Stored records:

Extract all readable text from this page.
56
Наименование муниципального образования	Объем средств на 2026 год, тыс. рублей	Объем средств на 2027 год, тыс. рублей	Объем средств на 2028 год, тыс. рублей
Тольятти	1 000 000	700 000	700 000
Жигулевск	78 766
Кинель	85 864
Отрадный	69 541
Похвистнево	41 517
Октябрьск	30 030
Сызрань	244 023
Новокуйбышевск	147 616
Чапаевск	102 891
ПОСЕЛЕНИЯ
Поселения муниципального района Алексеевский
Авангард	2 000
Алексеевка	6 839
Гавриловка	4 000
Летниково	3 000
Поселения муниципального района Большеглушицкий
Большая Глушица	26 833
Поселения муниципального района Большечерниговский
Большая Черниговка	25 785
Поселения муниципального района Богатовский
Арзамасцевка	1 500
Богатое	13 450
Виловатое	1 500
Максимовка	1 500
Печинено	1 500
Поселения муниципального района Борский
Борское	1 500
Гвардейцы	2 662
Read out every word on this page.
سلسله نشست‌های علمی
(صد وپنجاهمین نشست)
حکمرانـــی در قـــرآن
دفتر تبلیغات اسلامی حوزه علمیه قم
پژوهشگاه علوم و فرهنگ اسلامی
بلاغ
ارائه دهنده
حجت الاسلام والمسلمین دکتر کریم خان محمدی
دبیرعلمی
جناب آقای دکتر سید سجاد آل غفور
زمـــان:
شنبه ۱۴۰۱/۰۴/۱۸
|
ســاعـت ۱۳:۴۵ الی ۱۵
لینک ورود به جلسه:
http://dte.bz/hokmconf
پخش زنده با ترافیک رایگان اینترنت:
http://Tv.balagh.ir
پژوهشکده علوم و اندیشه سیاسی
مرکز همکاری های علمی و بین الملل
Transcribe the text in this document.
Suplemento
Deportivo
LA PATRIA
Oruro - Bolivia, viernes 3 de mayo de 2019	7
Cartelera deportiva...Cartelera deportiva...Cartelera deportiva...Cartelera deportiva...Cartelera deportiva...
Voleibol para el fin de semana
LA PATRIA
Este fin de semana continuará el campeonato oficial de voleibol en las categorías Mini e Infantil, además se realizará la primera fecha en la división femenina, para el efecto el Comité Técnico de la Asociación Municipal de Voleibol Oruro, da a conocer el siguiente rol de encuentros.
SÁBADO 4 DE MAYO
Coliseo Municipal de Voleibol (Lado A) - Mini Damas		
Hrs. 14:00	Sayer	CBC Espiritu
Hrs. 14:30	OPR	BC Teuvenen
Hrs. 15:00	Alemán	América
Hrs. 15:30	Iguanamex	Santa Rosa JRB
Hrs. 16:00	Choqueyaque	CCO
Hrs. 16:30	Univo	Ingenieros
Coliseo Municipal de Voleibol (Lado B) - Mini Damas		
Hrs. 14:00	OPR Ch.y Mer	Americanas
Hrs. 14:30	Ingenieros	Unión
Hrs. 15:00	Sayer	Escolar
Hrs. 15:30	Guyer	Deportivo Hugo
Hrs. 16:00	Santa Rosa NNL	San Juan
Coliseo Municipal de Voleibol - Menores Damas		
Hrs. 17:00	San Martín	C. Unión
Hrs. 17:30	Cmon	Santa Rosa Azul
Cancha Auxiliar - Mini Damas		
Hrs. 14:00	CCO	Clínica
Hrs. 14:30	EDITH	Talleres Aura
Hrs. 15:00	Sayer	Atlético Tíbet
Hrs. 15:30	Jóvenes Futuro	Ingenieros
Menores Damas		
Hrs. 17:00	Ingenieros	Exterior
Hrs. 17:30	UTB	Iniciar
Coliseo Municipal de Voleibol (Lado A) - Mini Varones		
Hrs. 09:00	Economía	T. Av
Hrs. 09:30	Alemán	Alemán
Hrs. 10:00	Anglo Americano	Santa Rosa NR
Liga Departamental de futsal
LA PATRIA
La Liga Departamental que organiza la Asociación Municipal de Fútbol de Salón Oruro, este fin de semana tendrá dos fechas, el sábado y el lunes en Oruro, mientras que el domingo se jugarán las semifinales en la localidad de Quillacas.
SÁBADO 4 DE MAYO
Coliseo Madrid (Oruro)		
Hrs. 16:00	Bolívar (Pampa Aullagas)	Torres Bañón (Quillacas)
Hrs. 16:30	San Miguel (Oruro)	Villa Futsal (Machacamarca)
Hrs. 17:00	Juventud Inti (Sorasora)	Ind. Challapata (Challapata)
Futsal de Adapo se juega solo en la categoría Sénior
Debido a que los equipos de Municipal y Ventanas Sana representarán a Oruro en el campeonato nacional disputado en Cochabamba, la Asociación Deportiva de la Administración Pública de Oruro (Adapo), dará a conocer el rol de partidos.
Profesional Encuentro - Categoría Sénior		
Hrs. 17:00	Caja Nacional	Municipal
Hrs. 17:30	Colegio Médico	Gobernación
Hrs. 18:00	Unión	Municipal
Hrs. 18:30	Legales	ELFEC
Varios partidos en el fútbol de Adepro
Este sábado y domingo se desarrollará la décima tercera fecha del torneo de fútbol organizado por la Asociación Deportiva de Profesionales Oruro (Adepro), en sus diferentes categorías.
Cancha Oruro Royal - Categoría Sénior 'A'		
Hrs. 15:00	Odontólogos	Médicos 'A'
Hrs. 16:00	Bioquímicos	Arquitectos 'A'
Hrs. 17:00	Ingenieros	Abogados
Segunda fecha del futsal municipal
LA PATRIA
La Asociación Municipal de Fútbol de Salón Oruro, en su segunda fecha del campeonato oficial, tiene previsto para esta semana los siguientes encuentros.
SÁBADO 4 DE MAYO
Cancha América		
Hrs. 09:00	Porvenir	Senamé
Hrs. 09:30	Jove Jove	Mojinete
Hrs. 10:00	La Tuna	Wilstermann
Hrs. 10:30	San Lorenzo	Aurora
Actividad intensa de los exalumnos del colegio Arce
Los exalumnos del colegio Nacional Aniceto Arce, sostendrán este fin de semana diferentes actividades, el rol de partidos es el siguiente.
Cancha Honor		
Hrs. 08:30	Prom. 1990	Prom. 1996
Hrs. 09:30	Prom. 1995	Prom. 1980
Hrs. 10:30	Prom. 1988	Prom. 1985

### What you are asked to do
Word for word, write out the data.

### Solution to the exercise
Extract all readable text from this page.
56
Наименование муниципального образования	Объем средств на 2026 год, тыс. рублей	Объем средств на 2027 год, тыс. рублей	Объем средств на 2028 год, тыс. рублей
Тольятти	1 000 000	700 000	700 000
Жигулевск	78 766
Кинель	85 864
Отрадный	69 541
Похвистнево	41 517
Октябрьск	30 030
Сызрань	244 023
Новокуйбышевск	147 616
Чапаевск	102 891
ПОСЕЛЕНИЯ
Поселения муниципального района Алексеевский
Авангард	2 000
Алексеевка	6 839
Гавриловка	4 000
Летниково	3 000
Поселения муниципального района Большеглушицкий
Большая Глушица	26 833
Поселения муниципального района Большечерниговский
Большая Черниговка	25 785
Поселения муниципального района Богатовский
Арзамасцевка	1 500
Богатое	13 450
Виловатое	1 500
Максимовка	1 500
Печинено	1 500
Поселения муниципального района Борский
Борское	1 500
Гвардейцы	2 662
Read out every word on this page.
سلسله نشست‌های علمی
(صد وپنجاهمین نشست)
حکمرانـــی در قـــرآن
دفتر تبلیغات اسلامی حوزه علمیه قم
پژوهشگاه علوم و فرهنگ اسلامی
بلاغ
ارائه دهنده
حجت الاسلام والمسلمین دکتر کریم خان محمدی
دبیرعلمی
جناب آقای دکتر سید سجاد آل غفور
زمـــان:
شنبه ۱۴۰۱/۰۴/۱۸
|
ســاعـت ۱۳:۴۵ الی ۱۵
لینک ورود به جلسه:
http://dte.bz/hokmconf
پخش زنده با ترافیک رایگان اینترنت:
http://Tv.balagh.ir
پژوهشکده علوم و اندیشه سیاسی
مرکز همکاری های علمی و بین الملل
Transcribe the text in this document.
Suplemento
Deportivo
LA PATRIA
Oruro - Bolivia, viernes 3 de mayo de 2019	7
Cartelera deportiva...Cartelera deportiva...Cartelera deportiva...Cartelera deportiva...Cartelera deportiva...
Voleibol para el fin de semana
LA PATRIA
Este fin de semana continuará el campeonato oficial de voleibol en las categorías Mini e Infantil, además se realizará la primera fecha en la división femenina, para el efecto el Comité Técnico de la Asociación Municipal de Voleibol Oruro, da a conocer el siguiente rol de encuentros.
SÁBADO 4 DE MAYO
Coliseo Municipal de Voleibol (Lado A) - Mini Damas		
Hrs. 14:00	Sayer	CBC Espiritu
Hrs. 14:30	OPR	BC Teuvenen
Hrs. 15:00	Alemán	América
Hrs. 15:30	Iguanamex	Santa Rosa JRB
Hrs. 16:00	Choqueyaque	CCO
Hrs. 16:30	Univo	Ingenieros
Coliseo Municipal de Voleibol (Lado B) - Mini Damas		
Hrs. 14:00	OPR Ch.y Mer	Americanas
Hrs. 14:30	Ingenieros	Unión
Hrs. 15:00	Sayer	Escolar
Hrs. 15:30	Guyer	Deportivo Hugo
Hrs. 16:00	Santa Rosa NNL	San Juan
Coliseo Municipal de Voleibol - Menores Damas		
Hrs. 17:00	San Martín	C. Unión
Hrs. 17:30	Cmon	Santa Rosa Azul
Cancha Auxiliar - Mini Damas		
Hrs. 14:00	CCO	Clínica
Hrs. 14:30	EDITH	Talleres Aura
Hrs. 15:00	Sayer	Atlético Tíbet
Hrs. 15:30	Jóvenes Futuro	Ingenieros
Menores Damas		
Hrs. 17:00	Ingenieros	Exterior
Hrs. 17:30	UTB	Iniciar
Coliseo Municipal de Voleibol (Lado A) - Mini Varones		
Hrs. 09:00	Economía	T. Av
Hrs. 09:30	Alemán	Alemán
Hrs. 10:00	Anglo Americano	Santa Rosa NR
Liga Departamental de futsal
LA PATRIA
La Liga Departamental que organiza la Asociación Municipal de Fútbol de Salón Oruro, este fin de semana tendrá dos fechas, el sábado y el lunes en Oruro, mientras que el domingo se jugarán las semifinales en la localidad de Quillacas.
SÁBADO 4 DE MAYO
Coliseo Madrid (Oruro)		
Hrs. 16:00	Bolívar (Pampa Aullagas)	Torres Bañón (Quillacas)
Hrs. 16:30	San Miguel (Oruro)	Villa Futsal (Machacamarca)
Hrs. 17:00	Juventud Inti (Sorasora)	Ind. Challapata (Challapata)
Futsal de Adapo se juega solo en la categoría Sénior
Debido a que los equipos de Municipal y Ventanas Sana representarán a Oruro en el campeonato nacional disputado en Cochabamba, la Asociación Deportiva de la Administración Pública de Oruro (Adapo), dará a conocer el rol de partidos.
Profesional Encuentro - Categoría Sénior		
Hrs. 17:00	Caja Nacional	Municipal
Hrs. 17:30	Colegio Médico	Gobernación
Hrs. 18:00	Unión	Municipal
Hrs. 18:30	Legales	ELFEC
Varios partidos en el fútbol de Adepro
Este sábado y domingo se desarrollará la décima tercera fecha del torneo de fútbol organizado por la Asociación Deportiva de Profesionales Oruro (Adepro), en sus diferentes categorías.
Cancha Oruro Royal - Categoría Sénior 'A'		
Hrs. 15:00	Odontólogos	Médicos 'A'
Hrs. 16:00	Bioquímicos	Arquitectos 'A'
Hrs. 17:00	Ingenieros	Abogados
Segunda fecha del futsal municipal
LA PATRIA
La Asociación Municipal de Fútbol de Salón Oruro, en su segunda fecha del campeonato oficial, tiene previsto para esta semana los siguientes encuentros.
SÁBADO 4 DE MAYO
Cancha América		
Hrs. 09:00	Porvenir	Senamé
Hrs. 09:30	Jove Jove	Mojinete
Hrs. 10:00	La Tuna	Wilstermann
Hrs. 10:30	San Lorenzo	Aurora
Actividad intensa de los exalumnos del colegio Arce
Los exalumnos del colegio Nacional Aniceto Arce, sostendrán este fin de semana diferentes actividades, el rol de partidos es el siguiente.
Cancha Honor		
Hrs. 08:30	Prom. 1990	Prom. 1996
Hrs. 09:30	Prom. 1995	Prom. 1980
Hrs. 10:30	Prom. 1988	Prom. 1985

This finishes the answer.